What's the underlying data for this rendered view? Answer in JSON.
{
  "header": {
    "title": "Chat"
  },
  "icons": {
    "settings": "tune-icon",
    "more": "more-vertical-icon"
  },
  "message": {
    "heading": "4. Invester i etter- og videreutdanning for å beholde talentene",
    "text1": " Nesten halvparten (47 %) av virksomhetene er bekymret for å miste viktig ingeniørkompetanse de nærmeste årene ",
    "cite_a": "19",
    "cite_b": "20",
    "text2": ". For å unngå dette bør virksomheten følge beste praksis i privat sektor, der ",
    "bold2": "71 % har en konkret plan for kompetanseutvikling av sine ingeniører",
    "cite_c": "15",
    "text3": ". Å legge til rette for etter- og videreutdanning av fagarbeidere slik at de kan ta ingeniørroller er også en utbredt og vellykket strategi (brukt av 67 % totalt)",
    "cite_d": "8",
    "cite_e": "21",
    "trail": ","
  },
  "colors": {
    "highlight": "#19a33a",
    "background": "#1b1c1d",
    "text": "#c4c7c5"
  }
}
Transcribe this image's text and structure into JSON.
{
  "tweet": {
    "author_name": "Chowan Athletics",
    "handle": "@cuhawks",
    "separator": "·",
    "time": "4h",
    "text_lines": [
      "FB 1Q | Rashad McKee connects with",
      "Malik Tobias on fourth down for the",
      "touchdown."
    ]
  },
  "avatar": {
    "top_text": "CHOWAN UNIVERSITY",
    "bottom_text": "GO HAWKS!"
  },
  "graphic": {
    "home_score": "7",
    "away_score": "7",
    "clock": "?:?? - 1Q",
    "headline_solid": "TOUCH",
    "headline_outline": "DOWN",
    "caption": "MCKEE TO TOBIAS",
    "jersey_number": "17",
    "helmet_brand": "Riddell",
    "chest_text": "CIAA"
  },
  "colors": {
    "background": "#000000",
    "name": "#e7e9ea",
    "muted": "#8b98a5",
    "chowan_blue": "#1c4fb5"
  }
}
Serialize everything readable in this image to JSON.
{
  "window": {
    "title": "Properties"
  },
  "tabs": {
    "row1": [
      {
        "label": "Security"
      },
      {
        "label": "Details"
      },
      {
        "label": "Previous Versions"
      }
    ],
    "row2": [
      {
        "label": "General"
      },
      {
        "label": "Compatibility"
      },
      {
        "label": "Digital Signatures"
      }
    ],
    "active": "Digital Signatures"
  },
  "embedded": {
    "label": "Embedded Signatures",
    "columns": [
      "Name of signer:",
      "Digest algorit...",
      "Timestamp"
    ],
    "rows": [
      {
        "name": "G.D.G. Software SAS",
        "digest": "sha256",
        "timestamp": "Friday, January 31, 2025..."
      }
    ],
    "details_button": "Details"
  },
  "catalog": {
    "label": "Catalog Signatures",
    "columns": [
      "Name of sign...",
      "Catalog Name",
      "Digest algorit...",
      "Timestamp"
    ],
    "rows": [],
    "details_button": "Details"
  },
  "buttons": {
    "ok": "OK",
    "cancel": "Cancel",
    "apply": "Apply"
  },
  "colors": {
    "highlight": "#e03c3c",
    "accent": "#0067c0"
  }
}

- - -

**Written instruction**
State how many lines of the records above contain the word "Signatures", and give only that number.

**Response**
4